Start EXTRACT PROVIDED
For every time-period t, define the following random variables:

  • $X^{t}$ - the utility of player $i$ in time t when all players, including player $i$, play the basic Nash equilibrium.
  • $Y_{h}^{t}$ (where $h$ is a history vector of length $t-1$) - the utility of player $i$ in time $t$ when player $i$ diverts and plays the alternative strategy while all other players continue to play the basic Nash equilibrium.
End EXTRACT PROVIDED
● **SHORT PROBLEM 1**
In the definitions of the random variables for player i, what is the length of the history vector h?
● **SHORT PROBLEM 2**
Carry on the definitions of the random variables for player i from the point where they stop.
Start COLLECTED MATERIAL
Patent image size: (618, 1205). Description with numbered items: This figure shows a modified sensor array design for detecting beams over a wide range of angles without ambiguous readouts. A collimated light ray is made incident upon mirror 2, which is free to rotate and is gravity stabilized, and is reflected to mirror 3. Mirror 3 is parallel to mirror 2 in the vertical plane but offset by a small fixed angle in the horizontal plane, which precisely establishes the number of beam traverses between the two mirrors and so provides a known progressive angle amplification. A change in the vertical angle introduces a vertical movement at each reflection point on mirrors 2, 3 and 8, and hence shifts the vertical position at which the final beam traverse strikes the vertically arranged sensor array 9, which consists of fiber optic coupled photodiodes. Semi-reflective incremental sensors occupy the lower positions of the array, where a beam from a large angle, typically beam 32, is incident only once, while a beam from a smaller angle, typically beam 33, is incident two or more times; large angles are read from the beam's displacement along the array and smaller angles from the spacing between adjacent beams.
End COLLECTED MATERIAL
● **FINAL RESULT 1**
Its length is $t-1$.

● **FINAL RESULT 2**
  • $Y^{t}$ - the utility of player $i$ in time $t$ when player $i$ diverts while all other players continue to play the basic Nash equilibrium: $$Y^{t}=\sum_{h}Prob[h]\cdot Y_{h}^{t}$$

By definition of a Nash equilibrium, for every time $t$ and for every history $h$:

$$E[Y_{h}^{t}]\leq E[X^{t}]$$

Hence also:

$$E[Y^{t}]\,=\,\sum_{h}Pr[h]\cdot E[Y_{h}^{t}]\,\leq\,\sum_{h}Pr[h]\cdot E[X^{t}]\,\leq\,E[X^{t}]\cdot\sum_{h}Pr[h]\,\leq\,E[X^{t}]$$

Summing over the entire series, and using the fact that the expectation of a sum is the sum of expectations:

$$E[\sum_{t=1}^{T}Y^{t}]\leq E[\sum_{t=1}^{T}X^{t}]$$

So the player cannot gain by deviating.


Thanks to @denesp for verifying this proof!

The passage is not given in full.